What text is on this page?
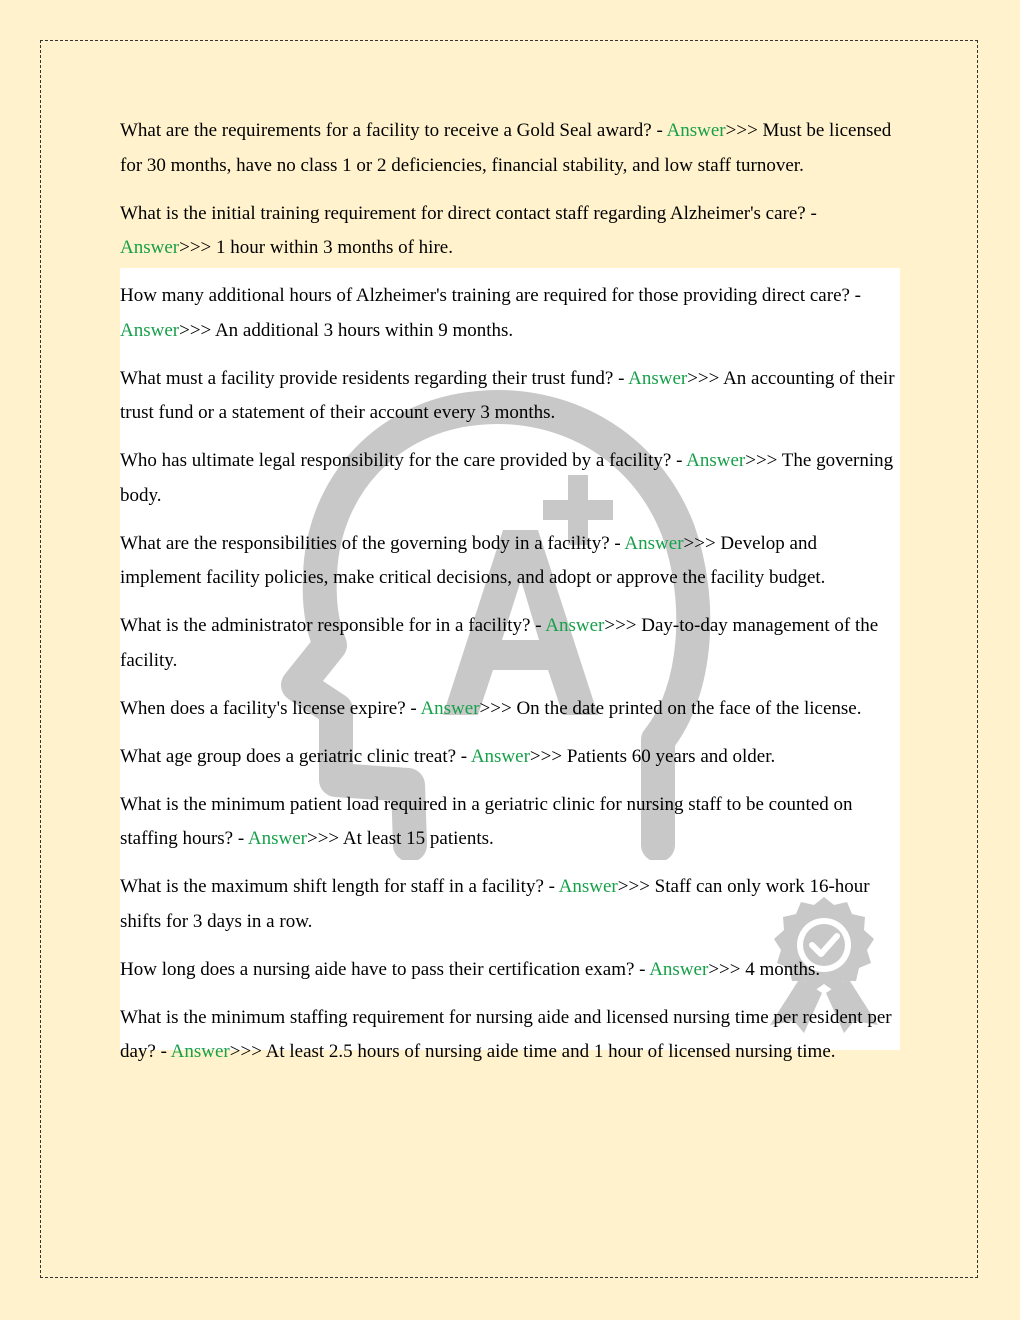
What are the requirements for a facility to receive a Gold Seal award? - Answer>>> Must be licensed for 30 months, have no class 1 or 2 deficiencies, financial stability, and low staff turnover.

What is the initial training requirement for direct contact staff regarding Alzheimer's care? - Answer>>> 1 hour within 3 months of hire.

How many additional hours of Alzheimer's training are required for those providing direct care? - Answer>>> An additional 3 hours within 9 months.

What must a facility provide residents regarding their trust fund? - Answer>>> An accounting of their trust fund or a statement of their account every 3 months.

Who has ultimate legal responsibility for the care provided by a facility? - Answer>>> The governing body.

What are the responsibilities of the governing body in a facility? - Answer>>> Develop and implement facility policies, make critical decisions, and adopt or approve the facility budget.

What is the administrator responsible for in a facility? - Answer>>> Day-to-day management of the facility.

When does a facility's license expire? - Answer>>> On the date printed on the face of the license.

What age group does a geriatric clinic treat? - Answer>>> Patients 60 years and older.

What is the minimum patient load required in a geriatric clinic for nursing staff to be counted on staffing hours? - Answer>>> At least 15 patients.

What is the maximum shift length for staff in a facility? - Answer>>> Staff can only work 16-hour shifts for 3 days in a row.

How long does a nursing aide have to pass their certification exam? - Answer>>> 4 months.

What is the minimum staffing requirement for nursing aide and licensed nursing time per resident per day? - Answer>>> At least 2.5 hours of nursing aide time and 1 hour of licensed nursing time.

....

** EXERCISE BRIEF **
Check each line of the entries, and copy the ones that contain "does".

** TASK RESULT **
When does a facility's license expire? - Answer>>> On the date printed on the face of the license.
What age group does a geriatric clinic treat? - Answer>>> Patients 60 years and older.
How long does a nursing aide have to pass their certification exam? - Answer>>> 4 months.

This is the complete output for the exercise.